> **Problem description**
Print the listing in its entirety and exactly, leaving out images.

> **Records for processing**
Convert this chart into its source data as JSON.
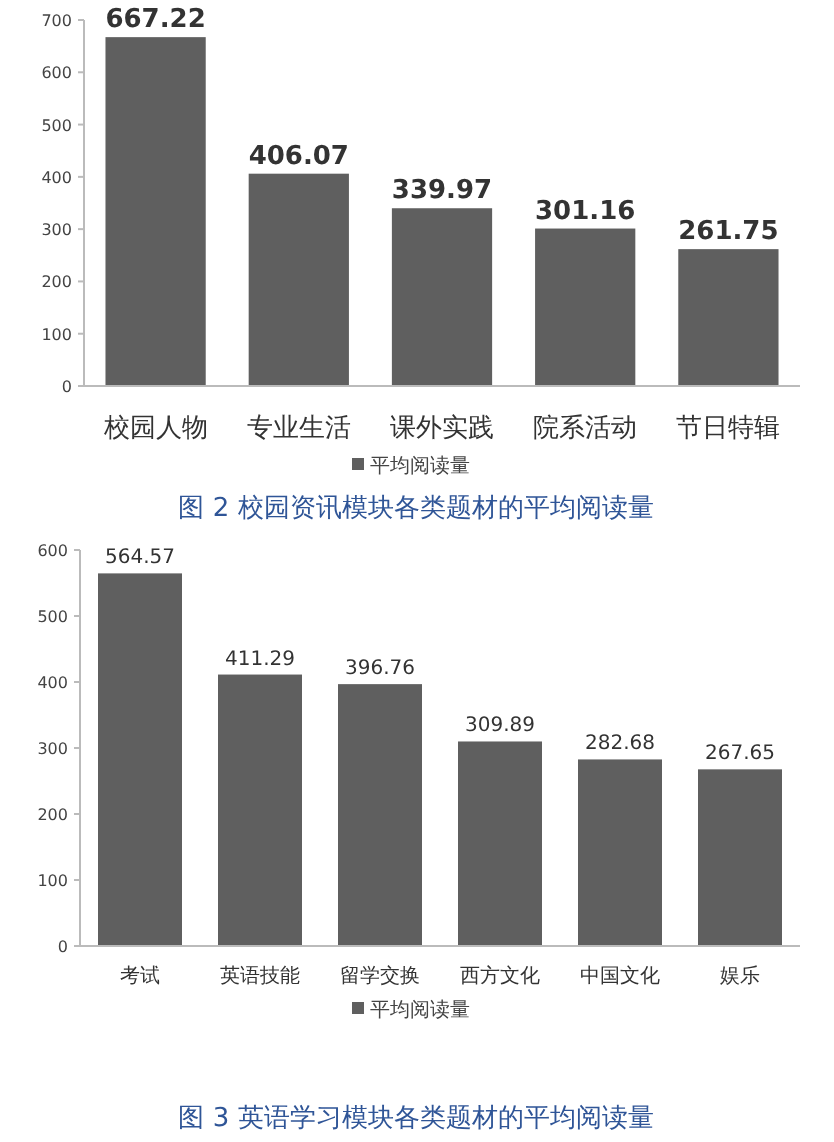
{
  "chart_data": [
    {
      "type": "bar",
      "title": "图 2 校园资讯模块各类题材的平均阅读量",
      "categories": [
        "校园人物",
        "专业生活",
        "课外实践",
        "院系活动",
        "节日特辑"
      ],
      "series": [
        {
          "name": "平均阅读量",
          "color": "#5f5f5f",
          "values": [
            667.22,
            406.07,
            339.97,
            301.16,
            261.75
          ]
        }
      ],
      "ylim": [
        0,
        700
      ],
      "yticks": [
        0,
        100,
        200,
        300,
        400,
        500,
        600,
        700
      ],
      "data_labels": true,
      "legend": "bottom"
    },
    {
      "type": "bar",
      "title": "图 3 英语学习模块各类题材的平均阅读量",
      "categories": [
        "考试",
        "英语技能",
        "留学交换",
        "西方文化",
        "中国文化",
        "娱乐"
      ],
      "series": [
        {
          "name": "平均阅读量",
          "color": "#5f5f5f",
          "values": [
            564.57,
            411.29,
            396.76,
            309.89,
            282.68,
            267.65
          ]
        }
      ],
      "ylim": [
        0,
        600
      ],
      "yticks": [
        0,
        100,
        200,
        300,
        400,
        500,
        600
      ],
      "data_labels": true,
      "legend": "bottom"
    }
  ]
}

> **Reply**
Convert this chart into its source data as JSON.
{
  "chart_data": [
    {
      "type": "bar",
      "title": "图 2 校园资讯模块各类题材的平均阅读量",
      "categories": [
        "校园人物",
        "专业生活",
        "课外实践",
        "院系活动",
        "节日特辑"
      ],
      "series": [
        {
          "name": "平均阅读量",
          "color": "#5f5f5f",
          "values": [
            667.22,
            406.07,
            339.97,
            301.16,
            261.75
          ]
        }
      ],
      "ylim": [
        0,
        700
      ],
      "yticks": [
        0,
        100,
        200,
        300,
        400,
        500,
        600,
        700
      ],
      "data_labels": true,
      "legend": "bottom"
    },
    {
      "type": "bar",
      "title": "图 3 英语学习模块各类题材的平均阅读量",
      "categories": [
        "考试",
        "英语技能",
        "留学交换",
        "西方文化",
        "中国文化",
        "娱乐"
      ],
      "series": [
        {
          "name": "平均阅读量",
          "color": "#5f5f5f",
          "values": [
            564.57,
            411.29,
            396.76,
            309.89,
            282.68,
            267.65
          ]
        }
      ],
      "ylim": [
        0,
        600
      ],
      "yticks": [
        0,
        100,
        200,
        300,
        400,
        500,
        600
      ],
      "data_labels": true,
      "legend": "bottom"
    }
  ]
}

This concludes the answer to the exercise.